------ EXERCISE DATA ------

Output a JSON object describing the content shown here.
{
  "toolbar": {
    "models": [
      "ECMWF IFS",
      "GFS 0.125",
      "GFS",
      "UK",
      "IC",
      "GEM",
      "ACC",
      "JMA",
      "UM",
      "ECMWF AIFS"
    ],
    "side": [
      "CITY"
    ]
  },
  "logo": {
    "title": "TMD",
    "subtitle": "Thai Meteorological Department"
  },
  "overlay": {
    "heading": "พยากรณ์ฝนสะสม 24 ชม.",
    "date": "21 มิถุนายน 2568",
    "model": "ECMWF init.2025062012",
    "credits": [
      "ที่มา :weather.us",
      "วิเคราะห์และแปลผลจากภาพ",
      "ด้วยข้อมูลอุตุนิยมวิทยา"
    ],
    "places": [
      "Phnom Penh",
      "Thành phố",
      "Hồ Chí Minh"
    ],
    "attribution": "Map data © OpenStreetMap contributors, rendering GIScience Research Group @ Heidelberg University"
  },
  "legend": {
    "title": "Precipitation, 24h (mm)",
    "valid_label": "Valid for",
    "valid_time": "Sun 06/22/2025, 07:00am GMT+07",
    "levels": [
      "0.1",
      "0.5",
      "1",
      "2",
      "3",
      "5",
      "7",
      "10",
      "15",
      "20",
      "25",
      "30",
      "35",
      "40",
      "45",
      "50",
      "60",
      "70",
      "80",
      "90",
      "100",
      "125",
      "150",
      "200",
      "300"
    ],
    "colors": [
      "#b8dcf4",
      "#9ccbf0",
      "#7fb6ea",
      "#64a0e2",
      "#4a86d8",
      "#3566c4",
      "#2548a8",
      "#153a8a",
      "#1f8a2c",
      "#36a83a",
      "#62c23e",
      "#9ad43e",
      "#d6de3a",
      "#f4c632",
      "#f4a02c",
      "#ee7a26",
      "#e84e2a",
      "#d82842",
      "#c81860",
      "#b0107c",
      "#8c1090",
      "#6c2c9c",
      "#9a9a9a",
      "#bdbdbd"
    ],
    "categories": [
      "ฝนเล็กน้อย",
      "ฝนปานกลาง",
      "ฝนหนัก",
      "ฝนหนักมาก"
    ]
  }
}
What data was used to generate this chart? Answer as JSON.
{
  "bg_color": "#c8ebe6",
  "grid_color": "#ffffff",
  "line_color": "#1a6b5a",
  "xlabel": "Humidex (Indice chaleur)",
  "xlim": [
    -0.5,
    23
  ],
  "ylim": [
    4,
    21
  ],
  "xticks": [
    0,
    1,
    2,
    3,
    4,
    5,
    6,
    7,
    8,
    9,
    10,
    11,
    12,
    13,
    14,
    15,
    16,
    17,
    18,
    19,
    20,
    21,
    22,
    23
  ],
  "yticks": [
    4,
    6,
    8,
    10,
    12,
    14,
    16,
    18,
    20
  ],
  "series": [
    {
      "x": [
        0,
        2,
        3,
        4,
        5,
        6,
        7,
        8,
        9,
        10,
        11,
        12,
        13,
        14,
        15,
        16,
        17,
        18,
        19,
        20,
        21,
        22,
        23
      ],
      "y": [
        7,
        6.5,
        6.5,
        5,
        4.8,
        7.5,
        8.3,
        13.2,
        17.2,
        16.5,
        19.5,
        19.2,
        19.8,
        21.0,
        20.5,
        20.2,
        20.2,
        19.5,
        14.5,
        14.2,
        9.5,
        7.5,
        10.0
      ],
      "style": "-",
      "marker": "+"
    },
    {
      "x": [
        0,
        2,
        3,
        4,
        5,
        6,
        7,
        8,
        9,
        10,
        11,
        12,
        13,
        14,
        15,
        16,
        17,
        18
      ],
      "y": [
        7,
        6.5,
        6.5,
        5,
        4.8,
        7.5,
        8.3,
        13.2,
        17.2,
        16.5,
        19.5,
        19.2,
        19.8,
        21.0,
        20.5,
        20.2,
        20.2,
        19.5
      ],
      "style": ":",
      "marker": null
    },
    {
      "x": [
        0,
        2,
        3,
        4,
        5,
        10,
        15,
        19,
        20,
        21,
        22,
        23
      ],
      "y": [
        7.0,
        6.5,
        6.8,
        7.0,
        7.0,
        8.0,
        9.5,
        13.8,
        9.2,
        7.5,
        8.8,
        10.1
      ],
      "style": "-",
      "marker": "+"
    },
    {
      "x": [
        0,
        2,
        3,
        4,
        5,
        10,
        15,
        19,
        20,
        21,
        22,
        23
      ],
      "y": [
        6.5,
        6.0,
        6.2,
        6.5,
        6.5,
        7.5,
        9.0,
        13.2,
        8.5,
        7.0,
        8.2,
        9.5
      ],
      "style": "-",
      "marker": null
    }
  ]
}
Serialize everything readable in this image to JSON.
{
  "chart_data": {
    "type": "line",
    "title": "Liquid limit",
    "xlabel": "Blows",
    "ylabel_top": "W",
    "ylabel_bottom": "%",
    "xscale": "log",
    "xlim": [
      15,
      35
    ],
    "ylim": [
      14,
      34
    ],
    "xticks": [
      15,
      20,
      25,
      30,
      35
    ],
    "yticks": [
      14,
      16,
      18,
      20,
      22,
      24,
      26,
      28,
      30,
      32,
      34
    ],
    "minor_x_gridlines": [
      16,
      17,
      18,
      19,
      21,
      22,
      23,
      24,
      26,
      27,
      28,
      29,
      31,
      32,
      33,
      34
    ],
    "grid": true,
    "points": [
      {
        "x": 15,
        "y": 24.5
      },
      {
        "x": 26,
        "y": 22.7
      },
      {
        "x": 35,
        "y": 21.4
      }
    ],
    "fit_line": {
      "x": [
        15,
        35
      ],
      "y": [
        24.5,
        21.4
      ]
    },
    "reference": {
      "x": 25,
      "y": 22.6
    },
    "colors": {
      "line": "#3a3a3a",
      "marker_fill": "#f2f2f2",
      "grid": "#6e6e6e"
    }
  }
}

------

● **WHAT YOU NEED TO DO**
The full set of records should be duplicated exactly.

● **COMPLETE OUTPUT**
Output a JSON object describing the content shown here.
{
  "toolbar": {
    "models": [
      "ECMWF IFS",
      "GFS 0.125",
      "GFS",
      "UK",
      "IC",
      "GEM",
      "ACC",
      "JMA",
      "UM",
      "ECMWF AIFS"
    ],
    "side": [
      "CITY"
    ]
  },
  "logo": {
    "title": "TMD",
    "subtitle": "Thai Meteorological Department"
  },
  "overlay": {
    "heading": "พยากรณ์ฝนสะสม 24 ชม.",
    "date": "21 มิถุนายน 2568",
    "model": "ECMWF init.2025062012",
    "credits": [
      "ที่มา :weather.us",
      "วิเคราะห์และแปลผลจากภาพ",
      "ด้วยข้อมูลอุตุนิยมวิทยา"
    ],
    "places": [
      "Phnom Penh",
      "Thành phố",
      "Hồ Chí Minh"
    ],
    "attribution": "Map data © OpenStreetMap contributors, rendering GIScience Research Group @ Heidelberg University"
  },
  "legend": {
    "title": "Precipitation, 24h (mm)",
    "valid_label": "Valid for",
    "valid_time": "Sun 06/22/2025, 07:00am GMT+07",
    "levels": [
      "0.1",
      "0.5",
      "1",
      "2",
      "3",
      "5",
      "7",
      "10",
      "15",
      "20",
      "25",
      "30",
      "35",
      "40",
      "45",
      "50",
      "60",
      "70",
      "80",
      "90",
      "100",
      "125",
      "150",
      "200",
      "300"
    ],
    "colors": [
      "#b8dcf4",
      "#9ccbf0",
      "#7fb6ea",
      "#64a0e2",
      "#4a86d8",
      "#3566c4",
      "#2548a8",
      "#153a8a",
      "#1f8a2c",
      "#36a83a",
      "#62c23e",
      "#9ad43e",
      "#d6de3a",
      "#f4c632",
      "#f4a02c",
      "#ee7a26",
      "#e84e2a",
      "#d82842",
      "#c81860",
      "#b0107c",
      "#8c1090",
      "#6c2c9c",
      "#9a9a9a",
      "#bdbdbd"
    ],
    "categories": [
      "ฝนเล็กน้อย",
      "ฝนปานกลาง",
      "ฝนหนัก",
      "ฝนหนักมาก"
    ]
  }
}
What data was used to generate this chart? Answer as JSON.
{
  "bg_color": "#c8ebe6",
  "grid_color": "#ffffff",
  "line_color": "#1a6b5a",
  "xlabel": "Humidex (Indice chaleur)",
  "xlim": [
    -0.5,
    23
  ],
  "ylim": [
    4,
    21
  ],
  "xticks": [
    0,
    1,
    2,
    3,
    4,
    5,
    6,
    7,
    8,
    9,
    10,
    11,
    12,
    13,
    14,
    15,
    16,
    17,
    18,
    19,
    20,
    21,
    22,
    23
  ],
  "yticks": [
    4,
    6,
    8,
    10,
    12,
    14,
    16,
    18,
    20
  ],
  "series": [
    {
      "x": [
        0,
        2,
        3,
        4,
        5,
        6,
        7,
        8,
        9,
        10,
        11,
        12,
        13,
        14,
        15,
        16,
        17,
        18,
        19,
        20,
        21,
        22,
        23
      ],
      "y": [
        7,
        6.5,
        6.5,
        5,
        4.8,
        7.5,
        8.3,
        13.2,
        17.2,
        16.5,
        19.5,
        19.2,
        19.8,
        21.0,
        20.5,
        20.2,
        20.2,
        19.5,
        14.5,
        14.2,
        9.5,
        7.5,
        10.0
      ],
      "style": "-",
      "marker": "+"
    },
    {
      "x": [
        0,
        2,
        3,
        4,
        5,
        6,
        7,
        8,
        9,
        10,
        11,
        12,
        13,
        14,
        15,
        16,
        17,
        18
      ],
      "y": [
        7,
        6.5,
        6.5,
        5,
        4.8,
        7.5,
        8.3,
        13.2,
        17.2,
        16.5,
        19.5,
        19.2,
        19.8,
        21.0,
        20.5,
        20.2,
        20.2,
        19.5
      ],
      "style": ":",
      "marker": null
    },
    {
      "x": [
        0,
        2,
        3,
        4,
        5,
        10,
        15,
        19,
        20,
        21,
        22,
        23
      ],
      "y": [
        7.0,
        6.5,
        6.8,
        7.0,
        7.0,
        8.0,
        9.5,
        13.8,
        9.2,
        7.5,
        8.8,
        10.1
      ],
      "style": "-",
      "marker": "+"
    },
    {
      "x": [
        0,
        2,
        3,
        4,
        5,
        10,
        15,
        19,
        20,
        21,
        22,
        23
      ],
      "y": [
        6.5,
        6.0,
        6.2,
        6.5,
        6.5,
        7.5,
        9.0,
        13.2,
        8.5,
        7.0,
        8.2,
        9.5
      ],
      "style": "-",
      "marker": null
    }
  ]
}
Serialize everything readable in this image to JSON.
{
  "chart_data": {
    "type": "line",
    "title": "Liquid limit",
    "xlabel": "Blows",
    "ylabel_top": "W",
    "ylabel_bottom": "%",
    "xscale": "log",
    "xlim": [
      15,
      35
    ],
    "ylim": [
      14,
      34
    ],
    "xticks": [
      15,
      20,
      25,
      30,
      35
    ],
    "yticks": [
      14,
      16,
      18,
      20,
      22,
      24,
      26,
      28,
      30,
      32,
      34
    ],
    "minor_x_gridlines": [
      16,
      17,
      18,
      19,
      21,
      22,
      23,
      24,
      26,
      27,
      28,
      29,
      31,
      32,
      33,
      34
    ],
    "grid": true,
    "points": [
      {
        "x": 15,
        "y": 24.5
      },
      {
        "x": 26,
        "y": 22.7
      },
      {
        "x": 35,
        "y": 21.4
      }
    ],
    "fit_line": {
      "x": [
        15,
        35
      ],
      "y": [
        24.5,
        21.4
      ]
    },
    "reference": {
      "x": 25,
      "y": 22.6
    },
    "colors": {
      "line": "#3a3a3a",
      "marker_fill": "#f2f2f2",
      "grid": "#6e6e6e"
    }
  }
}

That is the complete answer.